| Text provided |
Demographic Bulge to Drive Long-term Home Sale and Rental Markets

Millennials & Babyboomers Will be Strong Tailwinds Going Forward


Demographic forces will power housing demand in coming years as the millennial cohorts come into prime ages for forming households and buying first or second homes. The housing market has begun to feel the effects of this trend and the aging of the second largest cohort—the baby boomers.

Census Bureau data shows that during 2014, the largest single-age group of younger Americans was 23, with ages 22 and 24 right behind them, all clustered in the 4.5 million range (see Exhibit 1). The average age for a first-time homebuyer is 31. So in six to eight years, this bulge will become prime candidates for home sales and mortgages

But that’s not the only demographic driver at work. The average age of a “move-up” or “repeat” homebuyer is 39. Right now there are about 3.9 million people in this age group. Eight years from now, there will be 4.2 million potential repeat candidates in the sweet spot. There may even be a third wave, as the largest cohorts of baby boomers (those born in 1956 through 1958) hit retirement age and start looking for retirement homes, second homes, or empty-nest condos.

Millennials’ high student debt ratios and antipathy to buying homes is the stuff of legend. But that is likely to change as they advance in their working careers and plan families. Surveys of millennials indicate that they have a similar desire for homeownership as their parents’ cohort, but recognize that they plan to transition into ownership at a later age. Six to eight years from now, it’s a good bet they will look more like the home-buying cohorts of the past.

Household formations have doubled in 2015 (1.6 million) over 2014 (700,000), as an improving economy has allowed young people to get into the labor force and out of their family’s basement (see Exhibit 2). For now, those household formations likely will be rentals. But in a few years, they likely will be looking to buy homes.

| Complete the following |
1. According to the article on housing demographics, what is the average age of a first-time homebuyer?
2. Render this sentence from the article on housing demographics in Spanish: "The average age for a first-time homebuyer is 31."
3. Continue the article on housing demographics from the point where it stops.

| Collected material |
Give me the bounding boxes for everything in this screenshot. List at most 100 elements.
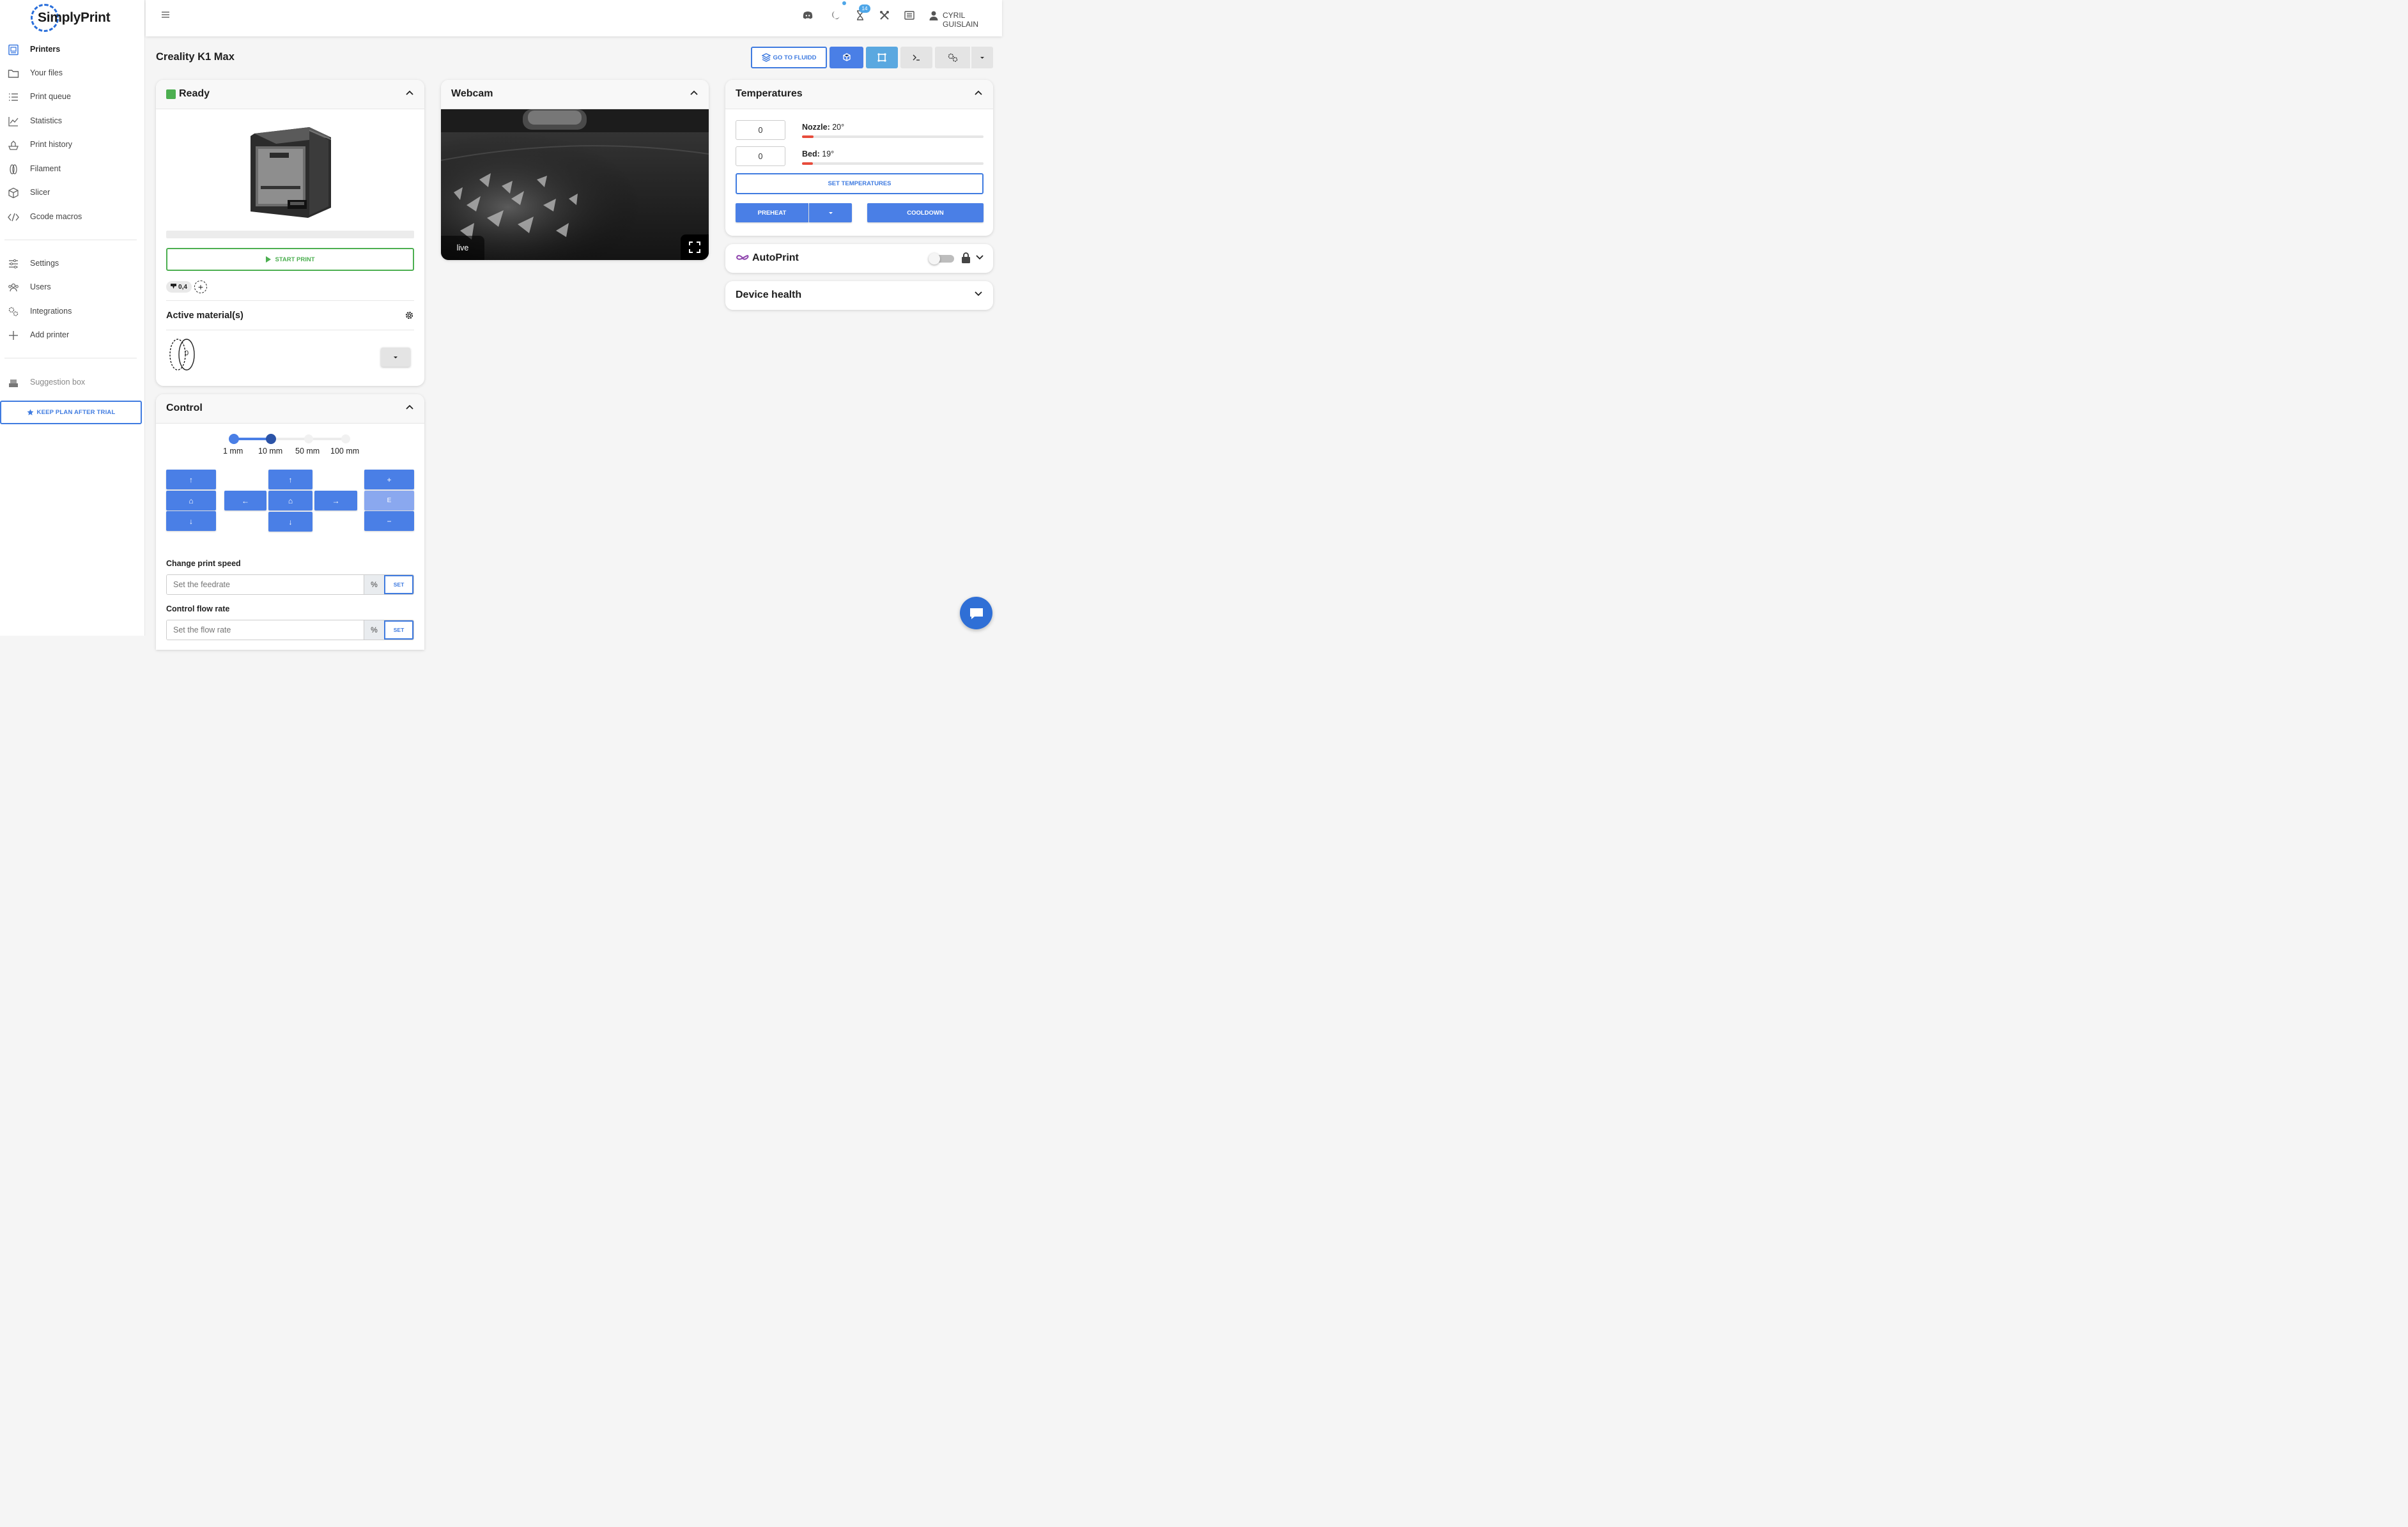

| Answers for the tasks |
1. 31

2. La edad promedio de quien compra una vivienda por primera vez es de 31 años.

3.
An important difference between millennials and older cohorts is their greater racial and ethnic diversity. Forty-five percent of millennials are minorities, compared with 28 percent of baby boomers. Minority-headed households are projected to make up approximately three-fourths of the net households formed over the next decade.1 Historically, minority-headed households have had a lower homeownership rate than non-Hispanic whites. During the first three quarters of 2015, the homeownership rate for non-Hispanic whites was 72 percent, compared with 47 percent for minority-headed households.2 Whether the homeownership gap by race/ethnicity narrows or not over time depends on many factors outside of the housing industry, such as quality of workforce skills, labor-force opportunities, and access to credit. Nonetheless, the demographic bulge represented by the millennials will boost home sales in the future and is likely to boost rental demand as well.

[1] Joint Center for Housing Studies of Harvard University, State of the Nation’s Housing 2015, p. 14.
[2] U.S. Census Bureau, Housing Vacancy Survey, Table 6A.

© 2015 CoreLogic, Inc. All rights reserved.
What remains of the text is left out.